● Exercise: Reproduce the entries exactly.

● Data supplied:
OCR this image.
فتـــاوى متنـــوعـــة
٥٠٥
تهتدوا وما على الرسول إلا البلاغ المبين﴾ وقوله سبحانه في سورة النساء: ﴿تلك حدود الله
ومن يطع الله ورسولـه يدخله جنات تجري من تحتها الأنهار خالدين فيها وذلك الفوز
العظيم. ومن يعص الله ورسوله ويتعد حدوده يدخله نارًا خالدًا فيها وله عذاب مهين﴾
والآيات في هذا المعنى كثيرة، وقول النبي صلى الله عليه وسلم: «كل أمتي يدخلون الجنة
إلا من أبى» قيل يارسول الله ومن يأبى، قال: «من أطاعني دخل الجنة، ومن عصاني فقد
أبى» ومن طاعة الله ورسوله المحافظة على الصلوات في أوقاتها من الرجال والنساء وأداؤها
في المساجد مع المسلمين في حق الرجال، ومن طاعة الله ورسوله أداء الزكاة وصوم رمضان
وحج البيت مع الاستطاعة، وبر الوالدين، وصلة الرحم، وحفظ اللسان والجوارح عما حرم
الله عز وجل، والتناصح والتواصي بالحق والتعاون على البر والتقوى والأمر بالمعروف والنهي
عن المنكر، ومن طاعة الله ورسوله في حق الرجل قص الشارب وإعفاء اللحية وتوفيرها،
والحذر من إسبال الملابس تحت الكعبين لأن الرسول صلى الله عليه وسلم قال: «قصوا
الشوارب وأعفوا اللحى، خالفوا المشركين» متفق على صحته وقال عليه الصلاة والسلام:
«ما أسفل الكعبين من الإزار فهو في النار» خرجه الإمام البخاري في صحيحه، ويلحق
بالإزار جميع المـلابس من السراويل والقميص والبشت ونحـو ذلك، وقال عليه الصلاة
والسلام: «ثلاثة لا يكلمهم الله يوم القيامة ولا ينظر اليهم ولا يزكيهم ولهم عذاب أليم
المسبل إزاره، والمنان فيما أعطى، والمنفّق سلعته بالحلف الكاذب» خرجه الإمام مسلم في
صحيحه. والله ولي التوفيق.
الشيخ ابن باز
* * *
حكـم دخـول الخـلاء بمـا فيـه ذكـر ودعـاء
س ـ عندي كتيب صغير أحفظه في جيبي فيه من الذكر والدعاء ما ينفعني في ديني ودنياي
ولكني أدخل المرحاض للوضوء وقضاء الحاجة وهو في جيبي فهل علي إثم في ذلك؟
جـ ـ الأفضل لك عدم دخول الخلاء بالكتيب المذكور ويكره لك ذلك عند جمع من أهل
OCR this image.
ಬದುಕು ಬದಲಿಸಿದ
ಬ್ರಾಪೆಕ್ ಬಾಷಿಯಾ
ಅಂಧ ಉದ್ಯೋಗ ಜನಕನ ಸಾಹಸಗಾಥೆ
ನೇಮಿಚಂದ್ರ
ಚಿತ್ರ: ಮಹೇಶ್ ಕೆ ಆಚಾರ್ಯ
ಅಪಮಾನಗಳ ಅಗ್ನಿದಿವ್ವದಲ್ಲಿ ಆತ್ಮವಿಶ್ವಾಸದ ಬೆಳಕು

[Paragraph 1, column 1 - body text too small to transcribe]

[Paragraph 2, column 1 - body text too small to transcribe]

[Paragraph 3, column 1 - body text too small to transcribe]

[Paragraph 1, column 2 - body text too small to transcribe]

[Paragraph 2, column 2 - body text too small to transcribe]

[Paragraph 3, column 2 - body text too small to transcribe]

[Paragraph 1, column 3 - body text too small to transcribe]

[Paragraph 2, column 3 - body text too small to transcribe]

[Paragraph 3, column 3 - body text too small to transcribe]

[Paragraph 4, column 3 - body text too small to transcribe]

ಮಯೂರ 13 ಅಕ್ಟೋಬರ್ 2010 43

● The response:
OCR this image.
فتـــاوى متنـــوعـــة
٥٠٥
تهتدوا وما على الرسول إلا البلاغ المبين﴾ وقوله سبحانه في سورة النساء: ﴿تلك حدود الله
ومن يطع الله ورسولـه يدخله جنات تجري من تحتها الأنهار خالدين فيها وذلك الفوز
العظيم. ومن يعص الله ورسوله ويتعد حدوده يدخله نارًا خالدًا فيها وله عذاب مهين﴾
والآيات في هذا المعنى كثيرة، وقول النبي صلى الله عليه وسلم: «كل أمتي يدخلون الجنة
إلا من أبى» قيل يارسول الله ومن يأبى، قال: «من أطاعني دخل الجنة، ومن عصاني فقد
أبى» ومن طاعة الله ورسوله المحافظة على الصلوات في أوقاتها من الرجال والنساء وأداؤها
في المساجد مع المسلمين في حق الرجال، ومن طاعة الله ورسوله أداء الزكاة وصوم رمضان
وحج البيت مع الاستطاعة، وبر الوالدين، وصلة الرحم، وحفظ اللسان والجوارح عما حرم
الله عز وجل، والتناصح والتواصي بالحق والتعاون على البر والتقوى والأمر بالمعروف والنهي
عن المنكر، ومن طاعة الله ورسوله في حق الرجل قص الشارب وإعفاء اللحية وتوفيرها،
والحذر من إسبال الملابس تحت الكعبين لأن الرسول صلى الله عليه وسلم قال: «قصوا
الشوارب وأعفوا اللحى، خالفوا المشركين» متفق على صحته وقال عليه الصلاة والسلام:
«ما أسفل الكعبين من الإزار فهو في النار» خرجه الإمام البخاري في صحيحه، ويلحق
بالإزار جميع المـلابس من السراويل والقميص والبشت ونحـو ذلك، وقال عليه الصلاة
والسلام: «ثلاثة لا يكلمهم الله يوم القيامة ولا ينظر اليهم ولا يزكيهم ولهم عذاب أليم
المسبل إزاره، والمنان فيما أعطى، والمنفّق سلعته بالحلف الكاذب» خرجه الإمام مسلم في
صحيحه. والله ولي التوفيق.
الشيخ ابن باز
* * *
حكـم دخـول الخـلاء بمـا فيـه ذكـر ودعـاء
س ـ عندي كتيب صغير أحفظه في جيبي فيه من الذكر والدعاء ما ينفعني في ديني ودنياي
ولكني أدخل المرحاض للوضوء وقضاء الحاجة وهو في جيبي فهل علي إثم في ذلك؟
جـ ـ الأفضل لك عدم دخول الخلاء بالكتيب المذكور ويكره لك ذلك عند جمع من أهل
OCR this image.
ಬದುಕು ಬದಲಿಸಿದ
ಬ್ರಾಪೆಕ್ ಬಾಷಿಯಾ
ಅಂಧ ಉದ್ಯೋಗ ಜನಕನ ಸಾಹಸಗಾಥೆ
ನೇಮಿಚಂದ್ರ
ಚಿತ್ರ: ಮಹೇಶ್ ಕೆ ಆಚಾರ್ಯ
ಅಪಮಾನಗಳ ಅಗ್ನಿದಿವ್ವದಲ್ಲಿ ಆತ್ಮವಿಶ್ವಾಸದ ಬೆಳಕು

[Paragraph 1, column 1 - body text too small to transcribe]

[Paragraph 2, column 1 - body text too small to transcribe]

[Paragraph 3, column 1 - body text too small to transcribe]

[Paragraph 1, column 2 - body text too small to transcribe]

[Paragraph 2, column 2 - body text too small to transcribe]

[Paragraph 3, column 2 - body text too small to transcribe]

[Paragraph 1, column 3 - body text too small to transcribe]

[Paragraph 2, column 3 - body text too small to transcribe]

[Paragraph 3, column 3 - body text too small to transcribe]

[Paragraph 4, column 3 - body text too small to transcribe]

ಮಯೂರ 13 ಅಕ್ಟೋಬರ್ 2010 43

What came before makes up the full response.